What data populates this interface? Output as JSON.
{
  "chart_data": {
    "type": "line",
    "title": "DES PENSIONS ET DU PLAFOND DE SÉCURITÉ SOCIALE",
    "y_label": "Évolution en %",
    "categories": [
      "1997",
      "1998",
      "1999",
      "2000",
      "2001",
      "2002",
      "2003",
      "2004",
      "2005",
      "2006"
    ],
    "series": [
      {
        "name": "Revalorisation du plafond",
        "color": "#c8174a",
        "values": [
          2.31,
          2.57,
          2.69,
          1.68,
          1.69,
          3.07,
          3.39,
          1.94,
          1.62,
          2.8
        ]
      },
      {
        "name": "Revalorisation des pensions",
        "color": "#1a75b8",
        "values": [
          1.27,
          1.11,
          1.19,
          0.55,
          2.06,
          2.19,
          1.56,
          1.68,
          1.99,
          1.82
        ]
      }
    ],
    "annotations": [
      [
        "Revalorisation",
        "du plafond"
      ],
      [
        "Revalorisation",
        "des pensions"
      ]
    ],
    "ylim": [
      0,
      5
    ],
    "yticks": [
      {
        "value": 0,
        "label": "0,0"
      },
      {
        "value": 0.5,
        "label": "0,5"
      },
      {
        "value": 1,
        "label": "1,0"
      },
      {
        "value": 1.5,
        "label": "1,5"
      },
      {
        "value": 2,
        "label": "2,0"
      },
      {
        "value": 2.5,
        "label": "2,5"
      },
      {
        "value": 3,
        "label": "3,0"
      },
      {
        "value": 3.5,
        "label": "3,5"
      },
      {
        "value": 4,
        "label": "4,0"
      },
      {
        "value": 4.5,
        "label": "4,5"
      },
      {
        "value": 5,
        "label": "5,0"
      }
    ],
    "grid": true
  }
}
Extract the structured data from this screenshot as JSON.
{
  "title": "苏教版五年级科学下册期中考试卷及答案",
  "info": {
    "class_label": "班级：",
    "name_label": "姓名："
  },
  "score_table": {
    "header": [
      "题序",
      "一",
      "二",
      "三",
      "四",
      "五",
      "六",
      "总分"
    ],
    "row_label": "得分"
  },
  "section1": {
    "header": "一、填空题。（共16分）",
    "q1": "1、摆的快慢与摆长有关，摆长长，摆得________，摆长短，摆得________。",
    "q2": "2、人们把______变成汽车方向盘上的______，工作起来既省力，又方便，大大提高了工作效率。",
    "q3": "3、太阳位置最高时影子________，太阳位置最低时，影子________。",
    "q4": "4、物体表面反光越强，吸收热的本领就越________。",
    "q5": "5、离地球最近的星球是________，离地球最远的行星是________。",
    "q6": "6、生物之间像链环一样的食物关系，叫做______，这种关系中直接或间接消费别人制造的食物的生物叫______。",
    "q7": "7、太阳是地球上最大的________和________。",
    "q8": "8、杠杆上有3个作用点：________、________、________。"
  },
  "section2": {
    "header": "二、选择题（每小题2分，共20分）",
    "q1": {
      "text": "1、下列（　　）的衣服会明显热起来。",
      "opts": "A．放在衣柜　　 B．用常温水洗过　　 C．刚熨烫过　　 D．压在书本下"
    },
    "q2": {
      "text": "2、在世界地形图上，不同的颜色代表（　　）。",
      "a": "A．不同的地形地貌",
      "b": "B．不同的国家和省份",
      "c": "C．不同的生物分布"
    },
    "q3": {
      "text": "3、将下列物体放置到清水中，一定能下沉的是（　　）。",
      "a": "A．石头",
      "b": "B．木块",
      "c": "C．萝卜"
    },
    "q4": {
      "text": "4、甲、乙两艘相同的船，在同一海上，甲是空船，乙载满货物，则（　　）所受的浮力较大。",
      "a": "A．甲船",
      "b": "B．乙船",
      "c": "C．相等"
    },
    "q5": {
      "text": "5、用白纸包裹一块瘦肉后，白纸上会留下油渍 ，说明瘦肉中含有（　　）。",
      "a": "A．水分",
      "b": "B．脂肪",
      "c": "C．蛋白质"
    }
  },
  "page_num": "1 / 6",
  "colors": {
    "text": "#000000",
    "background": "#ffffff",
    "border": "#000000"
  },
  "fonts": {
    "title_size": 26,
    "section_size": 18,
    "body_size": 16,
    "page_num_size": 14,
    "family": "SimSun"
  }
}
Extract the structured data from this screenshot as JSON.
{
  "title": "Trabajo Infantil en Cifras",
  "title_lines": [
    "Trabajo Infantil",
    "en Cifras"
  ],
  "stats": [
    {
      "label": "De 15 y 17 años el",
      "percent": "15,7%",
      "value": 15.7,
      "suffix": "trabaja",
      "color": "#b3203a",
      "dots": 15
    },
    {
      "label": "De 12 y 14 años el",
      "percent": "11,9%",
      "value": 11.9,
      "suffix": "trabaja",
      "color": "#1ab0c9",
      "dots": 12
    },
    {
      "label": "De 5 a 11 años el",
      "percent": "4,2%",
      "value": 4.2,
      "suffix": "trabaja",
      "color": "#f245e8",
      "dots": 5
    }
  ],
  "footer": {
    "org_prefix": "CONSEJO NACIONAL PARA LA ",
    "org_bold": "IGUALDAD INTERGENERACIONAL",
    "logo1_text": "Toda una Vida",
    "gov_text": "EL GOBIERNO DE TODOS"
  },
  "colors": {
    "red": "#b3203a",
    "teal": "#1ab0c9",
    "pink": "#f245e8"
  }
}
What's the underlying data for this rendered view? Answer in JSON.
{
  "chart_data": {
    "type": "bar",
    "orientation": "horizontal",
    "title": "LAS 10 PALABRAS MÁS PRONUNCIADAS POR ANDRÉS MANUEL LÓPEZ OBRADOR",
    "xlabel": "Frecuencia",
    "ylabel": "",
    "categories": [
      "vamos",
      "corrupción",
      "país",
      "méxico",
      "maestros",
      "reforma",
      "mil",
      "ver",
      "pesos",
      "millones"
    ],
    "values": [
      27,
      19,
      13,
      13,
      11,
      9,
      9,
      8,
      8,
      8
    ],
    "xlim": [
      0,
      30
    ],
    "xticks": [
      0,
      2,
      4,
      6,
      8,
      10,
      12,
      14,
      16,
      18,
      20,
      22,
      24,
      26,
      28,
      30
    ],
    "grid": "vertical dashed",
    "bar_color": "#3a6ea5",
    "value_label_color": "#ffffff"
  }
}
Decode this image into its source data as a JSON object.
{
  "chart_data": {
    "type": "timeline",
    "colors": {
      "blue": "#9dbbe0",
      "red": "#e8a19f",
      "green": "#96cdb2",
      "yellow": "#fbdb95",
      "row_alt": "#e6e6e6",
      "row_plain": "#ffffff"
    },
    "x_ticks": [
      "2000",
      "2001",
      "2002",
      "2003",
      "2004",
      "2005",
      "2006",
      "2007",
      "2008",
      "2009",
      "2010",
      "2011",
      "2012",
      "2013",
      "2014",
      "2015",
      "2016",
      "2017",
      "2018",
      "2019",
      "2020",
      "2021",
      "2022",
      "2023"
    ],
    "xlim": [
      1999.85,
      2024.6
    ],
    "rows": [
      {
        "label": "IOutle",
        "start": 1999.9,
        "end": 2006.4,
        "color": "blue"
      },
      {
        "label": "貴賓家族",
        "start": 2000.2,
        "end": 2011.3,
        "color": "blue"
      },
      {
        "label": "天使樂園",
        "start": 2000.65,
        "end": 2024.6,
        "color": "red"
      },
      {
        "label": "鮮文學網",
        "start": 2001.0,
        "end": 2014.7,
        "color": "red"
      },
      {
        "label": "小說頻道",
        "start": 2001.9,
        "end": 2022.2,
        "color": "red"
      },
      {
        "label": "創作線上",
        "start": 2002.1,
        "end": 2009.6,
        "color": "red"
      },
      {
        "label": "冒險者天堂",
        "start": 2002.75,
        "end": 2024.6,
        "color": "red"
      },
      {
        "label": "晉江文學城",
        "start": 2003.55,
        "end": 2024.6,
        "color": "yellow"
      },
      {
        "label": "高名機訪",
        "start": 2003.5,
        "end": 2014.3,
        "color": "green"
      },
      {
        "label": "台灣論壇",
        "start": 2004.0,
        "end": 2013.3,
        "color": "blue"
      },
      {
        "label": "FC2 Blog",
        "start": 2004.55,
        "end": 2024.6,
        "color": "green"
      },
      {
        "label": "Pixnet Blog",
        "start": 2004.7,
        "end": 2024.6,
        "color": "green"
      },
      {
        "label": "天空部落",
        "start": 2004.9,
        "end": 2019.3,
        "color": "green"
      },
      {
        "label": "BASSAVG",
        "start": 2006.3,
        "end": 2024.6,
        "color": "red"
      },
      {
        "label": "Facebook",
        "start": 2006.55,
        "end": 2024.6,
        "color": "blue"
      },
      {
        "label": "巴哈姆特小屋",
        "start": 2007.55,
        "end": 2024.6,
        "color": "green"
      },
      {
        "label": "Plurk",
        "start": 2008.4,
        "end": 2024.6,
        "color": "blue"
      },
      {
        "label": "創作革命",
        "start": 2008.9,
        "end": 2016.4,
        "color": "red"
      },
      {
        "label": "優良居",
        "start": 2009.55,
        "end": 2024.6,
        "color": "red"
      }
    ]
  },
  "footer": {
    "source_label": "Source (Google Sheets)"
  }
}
________________
Find every line that holds "header" and copy it.

Written reply:
    "header": [
    "header": "一、填空题。（共16分）",
    "header": "二、选择题（每小题2分，共20分）",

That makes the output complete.